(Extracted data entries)

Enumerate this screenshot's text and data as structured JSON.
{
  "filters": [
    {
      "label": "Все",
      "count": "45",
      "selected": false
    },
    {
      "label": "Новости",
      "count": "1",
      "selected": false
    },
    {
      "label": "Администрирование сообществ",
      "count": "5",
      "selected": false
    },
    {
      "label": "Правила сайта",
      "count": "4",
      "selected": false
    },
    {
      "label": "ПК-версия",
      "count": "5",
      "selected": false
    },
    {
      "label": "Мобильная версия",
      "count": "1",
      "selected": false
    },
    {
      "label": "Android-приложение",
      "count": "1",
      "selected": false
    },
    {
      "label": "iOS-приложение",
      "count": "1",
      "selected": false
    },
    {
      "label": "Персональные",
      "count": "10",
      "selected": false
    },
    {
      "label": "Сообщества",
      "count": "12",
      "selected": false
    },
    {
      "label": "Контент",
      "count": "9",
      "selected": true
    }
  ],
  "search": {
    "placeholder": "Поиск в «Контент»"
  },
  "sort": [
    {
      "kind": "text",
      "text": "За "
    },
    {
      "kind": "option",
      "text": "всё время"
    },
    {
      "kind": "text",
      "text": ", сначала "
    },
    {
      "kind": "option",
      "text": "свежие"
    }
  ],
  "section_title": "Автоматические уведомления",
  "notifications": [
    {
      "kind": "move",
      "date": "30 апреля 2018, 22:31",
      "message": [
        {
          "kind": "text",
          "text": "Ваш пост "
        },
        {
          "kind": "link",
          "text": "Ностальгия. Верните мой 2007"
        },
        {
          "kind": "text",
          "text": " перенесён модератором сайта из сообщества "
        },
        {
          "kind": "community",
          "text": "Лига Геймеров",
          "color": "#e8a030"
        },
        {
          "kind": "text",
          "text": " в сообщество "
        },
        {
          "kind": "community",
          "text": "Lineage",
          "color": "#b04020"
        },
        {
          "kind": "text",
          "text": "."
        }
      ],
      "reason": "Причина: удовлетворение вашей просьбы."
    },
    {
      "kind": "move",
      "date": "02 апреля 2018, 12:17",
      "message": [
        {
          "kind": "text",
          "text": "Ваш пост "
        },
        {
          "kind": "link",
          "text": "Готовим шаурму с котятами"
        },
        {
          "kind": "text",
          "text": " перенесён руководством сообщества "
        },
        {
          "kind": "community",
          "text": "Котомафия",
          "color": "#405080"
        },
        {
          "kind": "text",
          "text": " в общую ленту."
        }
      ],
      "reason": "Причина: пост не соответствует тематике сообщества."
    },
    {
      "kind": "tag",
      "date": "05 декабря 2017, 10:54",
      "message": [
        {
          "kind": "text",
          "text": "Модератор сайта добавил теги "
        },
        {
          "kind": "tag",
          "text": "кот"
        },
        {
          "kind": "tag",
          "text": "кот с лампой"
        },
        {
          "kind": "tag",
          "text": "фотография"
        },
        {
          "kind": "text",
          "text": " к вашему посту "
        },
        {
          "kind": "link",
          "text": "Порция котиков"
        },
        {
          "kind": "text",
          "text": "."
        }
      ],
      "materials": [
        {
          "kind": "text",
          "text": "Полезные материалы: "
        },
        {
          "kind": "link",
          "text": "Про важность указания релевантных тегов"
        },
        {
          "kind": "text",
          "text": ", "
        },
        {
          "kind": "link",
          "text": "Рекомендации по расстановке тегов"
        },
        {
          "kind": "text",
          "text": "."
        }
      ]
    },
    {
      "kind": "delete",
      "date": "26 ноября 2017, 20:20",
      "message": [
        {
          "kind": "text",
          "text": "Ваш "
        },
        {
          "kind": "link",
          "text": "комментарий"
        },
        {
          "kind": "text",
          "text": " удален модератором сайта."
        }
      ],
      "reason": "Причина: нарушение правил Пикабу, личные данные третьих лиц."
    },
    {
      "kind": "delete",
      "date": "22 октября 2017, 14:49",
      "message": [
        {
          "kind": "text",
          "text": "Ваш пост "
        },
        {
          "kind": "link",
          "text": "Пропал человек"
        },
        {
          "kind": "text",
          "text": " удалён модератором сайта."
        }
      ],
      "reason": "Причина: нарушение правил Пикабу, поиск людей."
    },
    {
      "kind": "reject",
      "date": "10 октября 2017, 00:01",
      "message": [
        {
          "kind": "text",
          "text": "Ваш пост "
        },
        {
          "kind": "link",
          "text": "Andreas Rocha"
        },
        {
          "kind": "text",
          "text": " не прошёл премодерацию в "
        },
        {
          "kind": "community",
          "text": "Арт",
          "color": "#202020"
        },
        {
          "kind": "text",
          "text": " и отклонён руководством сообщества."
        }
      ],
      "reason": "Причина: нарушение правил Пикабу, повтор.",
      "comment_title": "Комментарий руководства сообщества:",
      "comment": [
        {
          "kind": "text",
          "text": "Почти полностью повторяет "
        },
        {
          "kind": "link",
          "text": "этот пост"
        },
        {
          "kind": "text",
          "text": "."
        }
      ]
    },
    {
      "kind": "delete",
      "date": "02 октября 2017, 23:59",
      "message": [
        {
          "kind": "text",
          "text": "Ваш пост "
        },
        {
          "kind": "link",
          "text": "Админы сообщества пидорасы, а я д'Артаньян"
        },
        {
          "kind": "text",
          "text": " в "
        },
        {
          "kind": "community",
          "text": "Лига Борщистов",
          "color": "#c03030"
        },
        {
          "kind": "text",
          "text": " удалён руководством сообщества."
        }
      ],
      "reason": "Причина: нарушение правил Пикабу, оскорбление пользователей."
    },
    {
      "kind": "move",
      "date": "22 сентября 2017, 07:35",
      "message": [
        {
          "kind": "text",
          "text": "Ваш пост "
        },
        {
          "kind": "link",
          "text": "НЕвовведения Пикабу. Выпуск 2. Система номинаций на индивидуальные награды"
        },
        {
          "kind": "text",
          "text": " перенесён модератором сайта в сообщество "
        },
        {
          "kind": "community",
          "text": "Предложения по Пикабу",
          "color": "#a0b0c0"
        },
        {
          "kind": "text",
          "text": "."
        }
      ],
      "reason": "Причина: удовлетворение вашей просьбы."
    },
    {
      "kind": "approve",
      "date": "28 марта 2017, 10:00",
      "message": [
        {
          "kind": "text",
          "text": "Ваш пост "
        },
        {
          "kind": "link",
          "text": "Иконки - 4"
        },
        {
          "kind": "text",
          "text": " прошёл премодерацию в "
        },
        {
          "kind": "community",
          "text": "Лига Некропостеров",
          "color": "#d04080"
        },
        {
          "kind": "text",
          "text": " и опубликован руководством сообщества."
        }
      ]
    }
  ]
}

**WORK REQUIRED:**
Isolate the lines that hold the word "премодерацию" and copy all of them.

**PROBLEM SOLUTION:**
          "text": " не прошёл премодерацию в "
          "text": " прошёл премодерацию в "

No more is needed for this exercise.